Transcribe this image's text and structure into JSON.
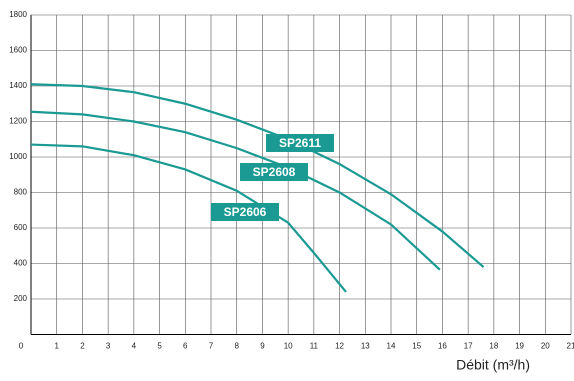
{
  "chart_data": {
    "type": "line",
    "x_label": "Débit (m³/h)",
    "xlim": [
      0,
      21
    ],
    "xticks": [
      0,
      1,
      2,
      3,
      4,
      5,
      6,
      7,
      8,
      9,
      10,
      11,
      12,
      13,
      14,
      15,
      16,
      17,
      18,
      19,
      20,
      21
    ],
    "ylim": [
      0,
      1800
    ],
    "yticks": [
      200,
      400,
      600,
      800,
      1000,
      1200,
      1400,
      1600,
      1800
    ],
    "grid": true,
    "series": [
      {
        "name": "SP2611",
        "color": "#1a9a93",
        "x": [
          0,
          2,
          4,
          6,
          8,
          10,
          12,
          14,
          16,
          17.6
        ],
        "values": [
          1410,
          1400,
          1365,
          1300,
          1210,
          1100,
          960,
          790,
          580,
          380
        ]
      },
      {
        "name": "SP2608",
        "color": "#1a9a93",
        "x": [
          0,
          2,
          4,
          6,
          8,
          10,
          12,
          14,
          15.9
        ],
        "values": [
          1255,
          1240,
          1200,
          1140,
          1050,
          940,
          800,
          620,
          365
        ]
      },
      {
        "name": "SP2606",
        "color": "#1a9a93",
        "x": [
          0,
          2,
          4,
          6,
          8,
          10,
          11,
          12.25
        ],
        "values": [
          1070,
          1060,
          1010,
          930,
          810,
          630,
          460,
          240
        ]
      }
    ]
  }
}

- - - - -

### Task to complete:
Copy every line of the data exactly as written, excluding the pictures.

### Final result:
Transcribe this image's text and structure into JSON.
{
  "chart_data": {
    "type": "line",
    "x_label": "Débit (m³/h)",
    "xlim": [
      0,
      21
    ],
    "xticks": [
      0,
      1,
      2,
      3,
      4,
      5,
      6,
      7,
      8,
      9,
      10,
      11,
      12,
      13,
      14,
      15,
      16,
      17,
      18,
      19,
      20,
      21
    ],
    "ylim": [
      0,
      1800
    ],
    "yticks": [
      200,
      400,
      600,
      800,
      1000,
      1200,
      1400,
      1600,
      1800
    ],
    "grid": true,
    "series": [
      {
        "name": "SP2611",
        "color": "#1a9a93",
        "x": [
          0,
          2,
          4,
          6,
          8,
          10,
          12,
          14,
          16,
          17.6
        ],
        "values": [
          1410,
          1400,
          1365,
          1300,
          1210,
          1100,
          960,
          790,
          580,
          380
        ]
      },
      {
        "name": "SP2608",
        "color": "#1a9a93",
        "x": [
          0,
          2,
          4,
          6,
          8,
          10,
          12,
          14,
          15.9
        ],
        "values": [
          1255,
          1240,
          1200,
          1140,
          1050,
          940,
          800,
          620,
          365
        ]
      },
      {
        "name": "SP2606",
        "color": "#1a9a93",
        "x": [
          0,
          2,
          4,
          6,
          8,
          10,
          11,
          12.25
        ],
        "values": [
          1070,
          1060,
          1010,
          930,
          810,
          630,
          460,
          240
        ]
      }
    ]
  }
}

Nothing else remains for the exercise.